• **Aim**
From the records below, copy every line that contains the word "unterschiedlichen".

[Rows from a dataset]
"""

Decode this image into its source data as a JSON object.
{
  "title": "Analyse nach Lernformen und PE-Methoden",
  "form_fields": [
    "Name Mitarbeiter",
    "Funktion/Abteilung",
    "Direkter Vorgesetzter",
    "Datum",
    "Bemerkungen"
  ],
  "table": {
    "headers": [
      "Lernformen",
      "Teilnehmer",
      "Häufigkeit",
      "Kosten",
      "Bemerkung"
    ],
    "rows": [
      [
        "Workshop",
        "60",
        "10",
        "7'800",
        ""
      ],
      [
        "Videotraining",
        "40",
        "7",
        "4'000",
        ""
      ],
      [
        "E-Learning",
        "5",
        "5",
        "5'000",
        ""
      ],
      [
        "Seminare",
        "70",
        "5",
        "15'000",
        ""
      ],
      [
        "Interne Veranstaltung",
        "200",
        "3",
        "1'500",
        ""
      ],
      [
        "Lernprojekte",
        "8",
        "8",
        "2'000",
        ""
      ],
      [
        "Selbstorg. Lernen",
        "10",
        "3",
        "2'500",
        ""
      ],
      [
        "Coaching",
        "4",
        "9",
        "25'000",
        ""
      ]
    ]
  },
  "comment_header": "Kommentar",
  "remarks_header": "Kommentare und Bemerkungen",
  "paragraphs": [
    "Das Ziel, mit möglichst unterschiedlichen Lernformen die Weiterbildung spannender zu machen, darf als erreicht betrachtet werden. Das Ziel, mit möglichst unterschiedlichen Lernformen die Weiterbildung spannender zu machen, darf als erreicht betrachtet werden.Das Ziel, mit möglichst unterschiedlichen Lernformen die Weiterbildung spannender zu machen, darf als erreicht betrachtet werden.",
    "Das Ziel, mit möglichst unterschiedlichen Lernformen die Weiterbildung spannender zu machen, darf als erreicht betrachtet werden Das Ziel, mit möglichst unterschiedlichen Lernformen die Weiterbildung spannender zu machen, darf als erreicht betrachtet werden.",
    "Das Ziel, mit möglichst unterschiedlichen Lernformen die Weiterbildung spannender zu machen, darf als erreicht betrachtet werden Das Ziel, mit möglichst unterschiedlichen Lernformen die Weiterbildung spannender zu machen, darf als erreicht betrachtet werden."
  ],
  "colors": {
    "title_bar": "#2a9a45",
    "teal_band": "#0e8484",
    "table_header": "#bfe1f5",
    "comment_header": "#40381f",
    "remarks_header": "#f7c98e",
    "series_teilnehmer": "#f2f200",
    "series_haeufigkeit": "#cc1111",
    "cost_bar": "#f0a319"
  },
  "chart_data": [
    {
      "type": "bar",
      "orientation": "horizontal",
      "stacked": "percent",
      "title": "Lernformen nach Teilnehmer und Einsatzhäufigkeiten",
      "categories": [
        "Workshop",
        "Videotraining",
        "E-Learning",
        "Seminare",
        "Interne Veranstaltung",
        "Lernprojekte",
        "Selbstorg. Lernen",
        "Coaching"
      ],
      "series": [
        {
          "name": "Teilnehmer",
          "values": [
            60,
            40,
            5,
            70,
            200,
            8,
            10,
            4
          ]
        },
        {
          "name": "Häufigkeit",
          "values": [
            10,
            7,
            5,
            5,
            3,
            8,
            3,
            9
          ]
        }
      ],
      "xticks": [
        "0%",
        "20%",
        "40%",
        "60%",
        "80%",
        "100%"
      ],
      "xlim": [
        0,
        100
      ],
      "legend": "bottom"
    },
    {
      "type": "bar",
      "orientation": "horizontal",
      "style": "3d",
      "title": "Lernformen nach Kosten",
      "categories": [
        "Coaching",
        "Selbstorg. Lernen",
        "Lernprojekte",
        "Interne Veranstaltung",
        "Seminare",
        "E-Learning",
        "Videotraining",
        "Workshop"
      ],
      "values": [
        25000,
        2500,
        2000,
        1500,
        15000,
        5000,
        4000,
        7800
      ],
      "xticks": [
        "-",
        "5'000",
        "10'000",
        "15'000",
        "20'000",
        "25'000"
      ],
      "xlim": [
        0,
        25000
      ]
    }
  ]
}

"""

• **Solution for this task**
    "Das Ziel, mit möglichst unterschiedlichen Lernformen die Weiterbildung spannender zu machen, darf als erreicht betrachtet werden. Das Ziel, mit möglichst unterschiedlichen Lernformen die Weiterbildung spannender zu machen, darf als erreicht betrachtet werden.Das Ziel, mit möglichst unterschiedlichen Lernformen die Weiterbildung spannender zu machen, darf als erreicht betrachtet werden.",
    "Das Ziel, mit möglichst unterschiedlichen Lernformen die Weiterbildung spannender zu machen, darf als erreicht betrachtet werden Das Ziel, mit möglichst unterschiedlichen Lernformen die Weiterbildung spannender zu machen, darf als erreicht betrachtet werden.",
    "Das Ziel, mit möglichst unterschiedlichen Lernformen die Weiterbildung spannender zu machen, darf als erreicht betrachtet werden Das Ziel, mit möglichst unterschiedlichen Lernformen die Weiterbildung spannender zu machen, darf als erreicht betrachtet werden."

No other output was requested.